### WRITTEN REQUEST
In the entries below, find every line with "Postal" and copy it.
+++ RECORDS +++
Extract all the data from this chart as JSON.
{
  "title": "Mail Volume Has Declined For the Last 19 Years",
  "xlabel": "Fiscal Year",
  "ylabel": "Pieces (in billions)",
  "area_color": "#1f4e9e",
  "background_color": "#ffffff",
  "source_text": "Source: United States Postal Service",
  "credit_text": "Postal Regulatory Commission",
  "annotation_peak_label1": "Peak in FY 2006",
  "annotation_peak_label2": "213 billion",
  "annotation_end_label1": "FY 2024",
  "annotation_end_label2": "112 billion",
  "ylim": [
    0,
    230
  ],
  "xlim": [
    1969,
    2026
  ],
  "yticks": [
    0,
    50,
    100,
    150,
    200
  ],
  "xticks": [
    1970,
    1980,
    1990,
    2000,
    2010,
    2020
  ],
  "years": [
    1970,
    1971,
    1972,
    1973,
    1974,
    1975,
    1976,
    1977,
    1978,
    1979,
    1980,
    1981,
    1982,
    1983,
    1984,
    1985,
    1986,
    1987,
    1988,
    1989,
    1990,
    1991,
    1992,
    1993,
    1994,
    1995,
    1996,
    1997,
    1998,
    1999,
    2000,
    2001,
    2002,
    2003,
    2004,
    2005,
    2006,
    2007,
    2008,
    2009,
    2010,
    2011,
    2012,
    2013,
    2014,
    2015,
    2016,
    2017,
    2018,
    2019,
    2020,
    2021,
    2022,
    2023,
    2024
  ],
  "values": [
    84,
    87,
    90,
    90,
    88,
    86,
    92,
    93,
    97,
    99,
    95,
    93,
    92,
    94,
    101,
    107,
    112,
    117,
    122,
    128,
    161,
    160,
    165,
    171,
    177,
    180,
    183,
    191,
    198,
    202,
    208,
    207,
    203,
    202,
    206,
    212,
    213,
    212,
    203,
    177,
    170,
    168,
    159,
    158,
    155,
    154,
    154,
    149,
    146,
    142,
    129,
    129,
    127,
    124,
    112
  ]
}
+++
### CORRECT RESULT
  "source_text": "Source: United States Postal Service",
  "credit_text": "Postal Regulatory Commission",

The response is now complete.